Element and region data:
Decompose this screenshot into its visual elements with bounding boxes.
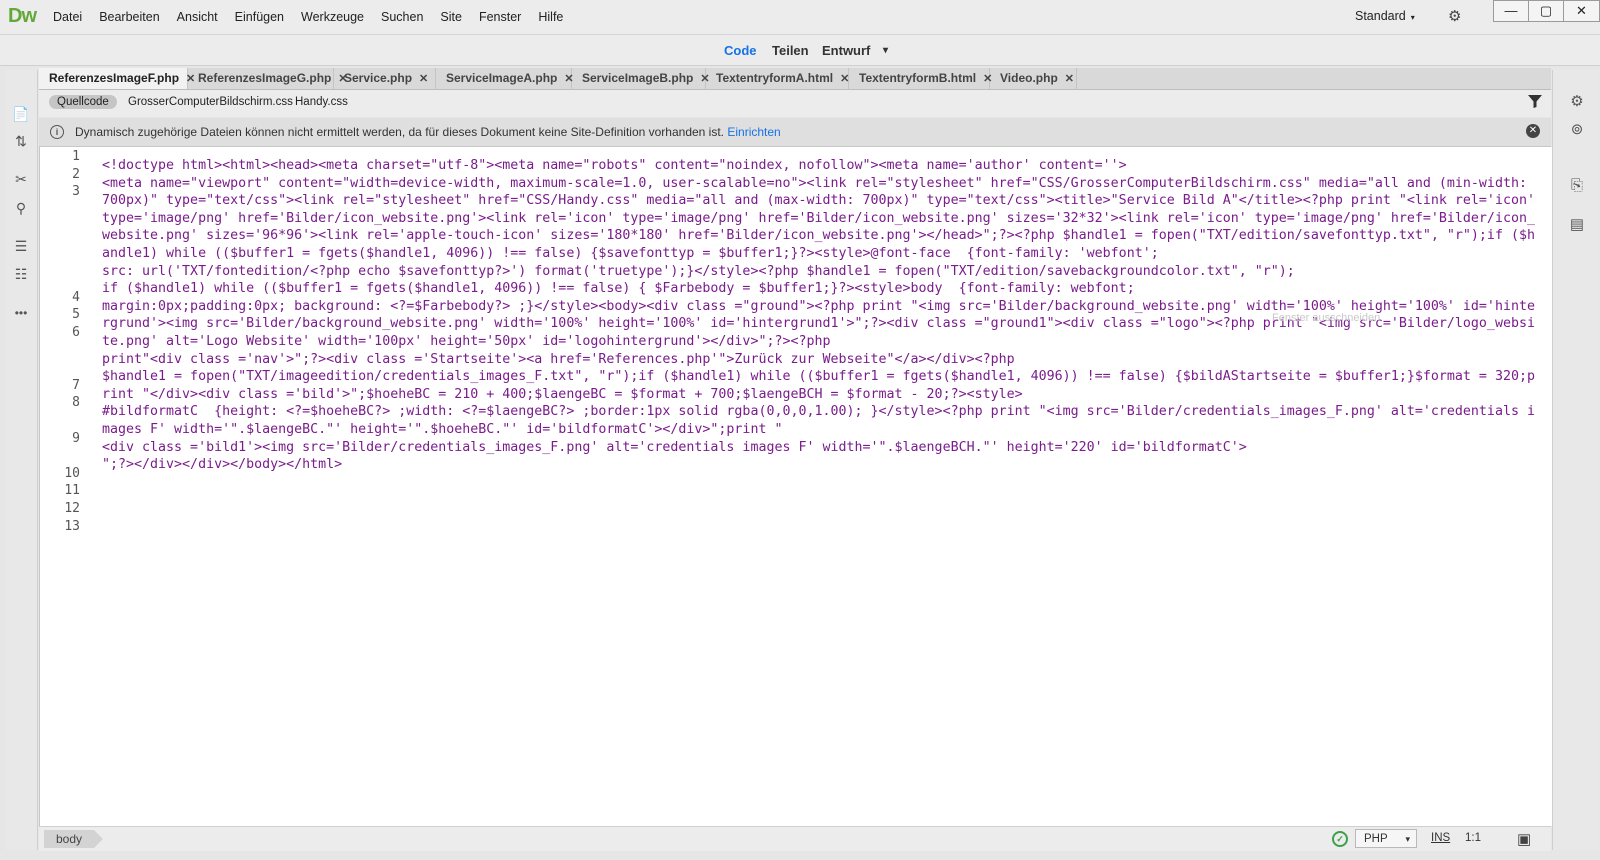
document-tabs: ReferenzesImageF.php ✕ ReferenzesImageG.p… bbox=[39, 68, 1551, 90]
line-number: 7 bbox=[72, 377, 80, 393]
document-type-value: PHP bbox=[1364, 833, 1388, 845]
line-number: 6 bbox=[72, 325, 80, 340]
menu-werkzeuge[interactable]: Werkzeuge bbox=[301, 10, 364, 24]
ghost-tooltip: Fenster ausschneiden bbox=[1272, 312, 1381, 324]
tab-label: ServiceImageA.php bbox=[446, 71, 558, 85]
line-number: 12 bbox=[64, 501, 80, 516]
related-file-source[interactable]: Quellcode bbox=[49, 95, 117, 109]
tab-serviceimagea[interactable]: ServiceImageA.php ✕ bbox=[436, 68, 574, 89]
code-hint-icon[interactable]: ☷ bbox=[11, 266, 31, 286]
filter-icon[interactable] bbox=[1528, 95, 1542, 111]
line-number: 9 bbox=[72, 430, 80, 446]
tab-textentryformb[interactable]: TextentryformB.html ✕ bbox=[849, 68, 992, 89]
more-options-icon[interactable]: ••• bbox=[11, 306, 31, 326]
title-bar: Dw Datei Bearbeiten Ansicht Einfügen Wer… bbox=[0, 0, 1600, 35]
left-toolbar: 📄 ⇅ ✂ ⚲ ☰ ☷ ••• bbox=[5, 70, 38, 850]
line-number: 5 bbox=[72, 307, 80, 323]
tag-selector-breadcrumb[interactable]: body bbox=[44, 830, 104, 848]
files-panel-icon[interactable]: ▤ bbox=[1566, 215, 1588, 237]
info-message: Dynamisch zugehörige Dateien können nich… bbox=[75, 125, 781, 139]
tab-label: ReferenzesImageG.php bbox=[198, 71, 332, 85]
dreamweaver-logo: Dw bbox=[8, 5, 37, 27]
open-documents-icon[interactable]: 📄 bbox=[11, 106, 31, 126]
chevron-down-icon: ▾ bbox=[1410, 13, 1415, 22]
line-number: 3 bbox=[72, 184, 80, 200]
tab-serviceimageb[interactable]: ServiceImageB.php ✕ bbox=[572, 68, 710, 89]
tab-label: TextentryformB.html bbox=[859, 71, 977, 85]
view-switcher-bar: Code Teilen Entwurf ▾ bbox=[0, 35, 1600, 66]
code-editor[interactable]: 1 2 3 4 5 6 7 8 9 10 11 12 13 <!doctype … bbox=[39, 147, 1552, 826]
cc-libraries-icon[interactable]: ⊚ bbox=[1566, 120, 1588, 142]
line-number: 10 bbox=[64, 465, 80, 481]
close-button[interactable]: ✕ bbox=[1563, 0, 1600, 22]
menu-bar: Datei Bearbeiten Ansicht Einfügen Werkze… bbox=[53, 10, 580, 24]
insert-mode-toggle[interactable]: INS bbox=[1431, 832, 1450, 844]
menu-datei[interactable]: Datei bbox=[53, 10, 82, 24]
setup-link[interactable]: Einrichten bbox=[727, 125, 780, 139]
line-number: 4 bbox=[72, 289, 80, 305]
status-bar: body ✓ PHP ▾ INS 1:1 ▣ bbox=[39, 826, 1551, 851]
menu-site[interactable]: Site bbox=[440, 10, 462, 24]
check-icon: ✓ bbox=[1332, 831, 1348, 847]
chevron-down-icon[interactable]: ▾ bbox=[883, 45, 888, 56]
tab-label: ServiceImageB.php bbox=[582, 71, 694, 85]
close-icon[interactable]: ✕ bbox=[419, 73, 428, 85]
close-icon[interactable]: ✕ bbox=[1065, 73, 1074, 85]
sync-settings-icon[interactable]: ⚙ bbox=[1448, 7, 1461, 25]
tab-label: Service.php bbox=[344, 71, 413, 85]
split-view-button[interactable]: Teilen bbox=[772, 43, 809, 58]
tab-service[interactable]: Service.php ✕ bbox=[334, 68, 436, 89]
tab-referenzesimagef[interactable]: ReferenzesImageF.php ✕ bbox=[39, 68, 195, 89]
related-file-grossercomputer-css[interactable]: GrosserComputerBildschirm.css bbox=[128, 96, 293, 108]
right-panel-strip: ⚙ ⊚ ⎘ ▤ bbox=[1552, 70, 1599, 850]
tab-video[interactable]: Video.php ✕ bbox=[990, 68, 1077, 89]
format-source-icon[interactable]: ⚲ bbox=[11, 200, 31, 220]
design-view-button[interactable]: Entwurf bbox=[822, 43, 870, 58]
line-number: 11 bbox=[64, 483, 80, 499]
code-view-button[interactable]: Code bbox=[724, 43, 757, 58]
close-icon[interactable]: ✕ bbox=[840, 73, 849, 85]
line-number-gutter: 1 2 3 4 5 6 7 8 9 10 11 12 13 bbox=[40, 147, 90, 826]
cursor-position: 1:1 bbox=[1465, 832, 1481, 844]
tab-label: TextentryformA.html bbox=[716, 71, 834, 85]
workspace-label: Standard bbox=[1355, 9, 1406, 23]
line-number: 1 bbox=[72, 149, 80, 164]
chevron-down-icon: ▾ bbox=[1405, 834, 1410, 844]
comment-icon[interactable]: ☰ bbox=[11, 238, 31, 258]
line-number: 2 bbox=[72, 166, 80, 182]
related-file-handy-css[interactable]: Handy.css bbox=[295, 96, 348, 108]
line-number: 13 bbox=[64, 518, 80, 534]
file-management-icon[interactable]: ⇅ bbox=[11, 133, 31, 153]
info-bar: i Dynamisch zugehörige Dateien können ni… bbox=[39, 118, 1551, 147]
menu-hilfe[interactable]: Hilfe bbox=[538, 10, 563, 24]
workspace-switcher[interactable]: Standard ▾ bbox=[1355, 9, 1415, 23]
insert-panel-icon[interactable]: ⎘ bbox=[1566, 177, 1588, 199]
maximize-button[interactable]: ▢ bbox=[1528, 0, 1564, 22]
close-icon[interactable]: ✕ bbox=[1526, 124, 1540, 138]
document-type-select[interactable]: PHP ▾ bbox=[1355, 829, 1417, 848]
menu-bearbeiten[interactable]: Bearbeiten bbox=[99, 10, 159, 24]
related-files-bar: Quellcode GrosserComputerBildschirm.css … bbox=[39, 90, 1551, 117]
menu-ansicht[interactable]: Ansicht bbox=[177, 10, 218, 24]
info-text: Dynamisch zugehörige Dateien können nich… bbox=[75, 125, 725, 139]
menu-einfuegen[interactable]: Einfügen bbox=[235, 10, 284, 24]
dom-panel-icon[interactable]: ⚙ bbox=[1566, 92, 1588, 114]
menu-suchen[interactable]: Suchen bbox=[381, 10, 423, 24]
line-number: 8 bbox=[72, 395, 80, 411]
expand-collapse-icon[interactable]: ✂ bbox=[11, 171, 31, 191]
live-preview-icon[interactable]: ▣ bbox=[1517, 830, 1531, 848]
minimize-button[interactable]: — bbox=[1493, 0, 1529, 22]
tab-label: ReferenzesImageF.php bbox=[49, 71, 180, 85]
menu-fenster[interactable]: Fenster bbox=[479, 10, 521, 24]
info-icon: i bbox=[50, 125, 64, 139]
tab-textentryforma[interactable]: TextentryformA.html ✕ bbox=[706, 68, 849, 89]
tab-referenzesimageg[interactable]: ReferenzesImageG.php ✕ bbox=[188, 68, 348, 89]
tab-label: Video.php bbox=[1000, 71, 1058, 85]
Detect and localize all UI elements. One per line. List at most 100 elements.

» Description of the task: Please turn the entries into a numbered list, starting at the line containing "document-tabs: ReferenzesImageF.php ✕" and ending at the line containing "line-number: 9 bbox=[72, 430, 80, 446]", with both of those lines included. Leave out any blank lines.

» Expected answer:
1. document-tabs: ReferenzesImageF.php ✕ ReferenzesImageG.p… bbox=[39, 68, 1551, 90]
2. line-number: 7 bbox=[72, 377, 80, 393]
3. document-type-value: PHP bbox=[1364, 833, 1388, 845]
4. line-number: 6 bbox=[72, 325, 80, 340]
5. menu-werkzeuge[interactable]: Werkzeuge bbox=[301, 10, 364, 24]
6. ghost-tooltip: Fenster ausschneiden bbox=[1272, 312, 1381, 324]
7. tab-label: ServiceImageA.php bbox=[446, 71, 558, 85]
8. line-number: 12 bbox=[64, 501, 80, 516]
9. related-file-source[interactable]: Quellcode bbox=[49, 95, 117, 109]
10. tab-serviceimagea[interactable]: ServiceImageA.php ✕ bbox=[436, 68, 574, 89]
11. code-hint-icon[interactable]: ☷ bbox=[11, 266, 31, 286]
12. filter-icon[interactable] bbox=[1528, 95, 1542, 111]
13. line-number: 9 bbox=[72, 430, 80, 446]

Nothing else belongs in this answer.